— begin Data entries —

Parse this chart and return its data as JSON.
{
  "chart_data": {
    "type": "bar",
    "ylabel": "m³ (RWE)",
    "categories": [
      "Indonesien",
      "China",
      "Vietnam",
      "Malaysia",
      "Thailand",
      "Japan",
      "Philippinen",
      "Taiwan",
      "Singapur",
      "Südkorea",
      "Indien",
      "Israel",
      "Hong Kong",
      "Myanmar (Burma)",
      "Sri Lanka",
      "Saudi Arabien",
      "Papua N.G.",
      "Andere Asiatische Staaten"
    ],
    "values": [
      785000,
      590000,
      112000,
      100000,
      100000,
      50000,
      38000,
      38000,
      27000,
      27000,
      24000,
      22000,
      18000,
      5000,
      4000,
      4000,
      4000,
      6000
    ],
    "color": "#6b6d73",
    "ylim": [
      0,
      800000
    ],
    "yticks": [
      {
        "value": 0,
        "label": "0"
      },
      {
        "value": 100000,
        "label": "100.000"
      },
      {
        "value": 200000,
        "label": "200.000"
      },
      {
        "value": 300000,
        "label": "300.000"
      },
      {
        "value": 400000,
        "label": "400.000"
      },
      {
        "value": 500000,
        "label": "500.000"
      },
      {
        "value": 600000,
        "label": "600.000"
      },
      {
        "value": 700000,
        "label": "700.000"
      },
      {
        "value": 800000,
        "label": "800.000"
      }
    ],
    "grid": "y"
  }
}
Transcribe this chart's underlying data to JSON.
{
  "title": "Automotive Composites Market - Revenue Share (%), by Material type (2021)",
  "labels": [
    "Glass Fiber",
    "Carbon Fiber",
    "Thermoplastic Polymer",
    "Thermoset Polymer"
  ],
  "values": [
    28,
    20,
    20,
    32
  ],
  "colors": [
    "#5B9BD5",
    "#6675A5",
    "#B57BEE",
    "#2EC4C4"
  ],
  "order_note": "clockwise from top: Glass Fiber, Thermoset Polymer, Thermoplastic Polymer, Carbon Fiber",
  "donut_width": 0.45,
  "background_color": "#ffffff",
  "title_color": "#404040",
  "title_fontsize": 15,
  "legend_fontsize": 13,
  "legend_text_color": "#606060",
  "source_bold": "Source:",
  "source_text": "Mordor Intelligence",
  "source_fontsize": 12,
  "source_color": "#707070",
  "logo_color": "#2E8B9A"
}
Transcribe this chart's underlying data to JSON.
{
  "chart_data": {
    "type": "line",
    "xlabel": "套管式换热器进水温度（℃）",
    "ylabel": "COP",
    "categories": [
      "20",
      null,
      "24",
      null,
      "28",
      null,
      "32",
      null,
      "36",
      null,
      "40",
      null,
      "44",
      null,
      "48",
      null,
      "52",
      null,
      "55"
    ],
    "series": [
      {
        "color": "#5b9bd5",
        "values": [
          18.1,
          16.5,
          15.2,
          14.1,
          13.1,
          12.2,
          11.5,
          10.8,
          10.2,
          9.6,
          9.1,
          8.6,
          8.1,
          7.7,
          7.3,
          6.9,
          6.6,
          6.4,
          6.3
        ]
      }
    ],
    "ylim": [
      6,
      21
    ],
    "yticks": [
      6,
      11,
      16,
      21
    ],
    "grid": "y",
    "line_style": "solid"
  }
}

— end Data entries —

▶ [Goal]: Reproduce the listing above word for word.

▶ [Solution for this problem]:
Parse this chart and return its data as JSON.
{
  "chart_data": {
    "type": "bar",
    "ylabel": "m³ (RWE)",
    "categories": [
      "Indonesien",
      "China",
      "Vietnam",
      "Malaysia",
      "Thailand",
      "Japan",
      "Philippinen",
      "Taiwan",
      "Singapur",
      "Südkorea",
      "Indien",
      "Israel",
      "Hong Kong",
      "Myanmar (Burma)",
      "Sri Lanka",
      "Saudi Arabien",
      "Papua N.G.",
      "Andere Asiatische Staaten"
    ],
    "values": [
      785000,
      590000,
      112000,
      100000,
      100000,
      50000,
      38000,
      38000,
      27000,
      27000,
      24000,
      22000,
      18000,
      5000,
      4000,
      4000,
      4000,
      6000
    ],
    "color": "#6b6d73",
    "ylim": [
      0,
      800000
    ],
    "yticks": [
      {
        "value": 0,
        "label": "0"
      },
      {
        "value": 100000,
        "label": "100.000"
      },
      {
        "value": 200000,
        "label": "200.000"
      },
      {
        "value": 300000,
        "label": "300.000"
      },
      {
        "value": 400000,
        "label": "400.000"
      },
      {
        "value": 500000,
        "label": "500.000"
      },
      {
        "value": 600000,
        "label": "600.000"
      },
      {
        "value": 700000,
        "label": "700.000"
      },
      {
        "value": 800000,
        "label": "800.000"
      }
    ],
    "grid": "y"
  }
}
Transcribe this chart's underlying data to JSON.
{
  "title": "Automotive Composites Market - Revenue Share (%), by Material type (2021)",
  "labels": [
    "Glass Fiber",
    "Carbon Fiber",
    "Thermoplastic Polymer",
    "Thermoset Polymer"
  ],
  "values": [
    28,
    20,
    20,
    32
  ],
  "colors": [
    "#5B9BD5",
    "#6675A5",
    "#B57BEE",
    "#2EC4C4"
  ],
  "order_note": "clockwise from top: Glass Fiber, Thermoset Polymer, Thermoplastic Polymer, Carbon Fiber",
  "donut_width": 0.45,
  "background_color": "#ffffff",
  "title_color": "#404040",
  "title_fontsize": 15,
  "legend_fontsize": 13,
  "legend_text_color": "#606060",
  "source_bold": "Source:",
  "source_text": "Mordor Intelligence",
  "source_fontsize": 12,
  "source_color": "#707070",
  "logo_color": "#2E8B9A"
}
Transcribe this chart's underlying data to JSON.
{
  "chart_data": {
    "type": "line",
    "xlabel": "套管式换热器进水温度（℃）",
    "ylabel": "COP",
    "categories": [
      "20",
      null,
      "24",
      null,
      "28",
      null,
      "32",
      null,
      "36",
      null,
      "40",
      null,
      "44",
      null,
      "48",
      null,
      "52",
      null,
      "55"
    ],
    "series": [
      {
        "color": "#5b9bd5",
        "values": [
          18.1,
          16.5,
          15.2,
          14.1,
          13.1,
          12.2,
          11.5,
          10.8,
          10.2,
          9.6,
          9.1,
          8.6,
          8.1,
          7.7,
          7.3,
          6.9,
          6.6,
          6.4,
          6.3
        ]
      }
    ],
    "ylim": [
      6,
      21
    ],
    "yticks": [
      6,
      11,
      16,
      21
    ],
    "grid": "y",
    "line_style": "solid"
  }
}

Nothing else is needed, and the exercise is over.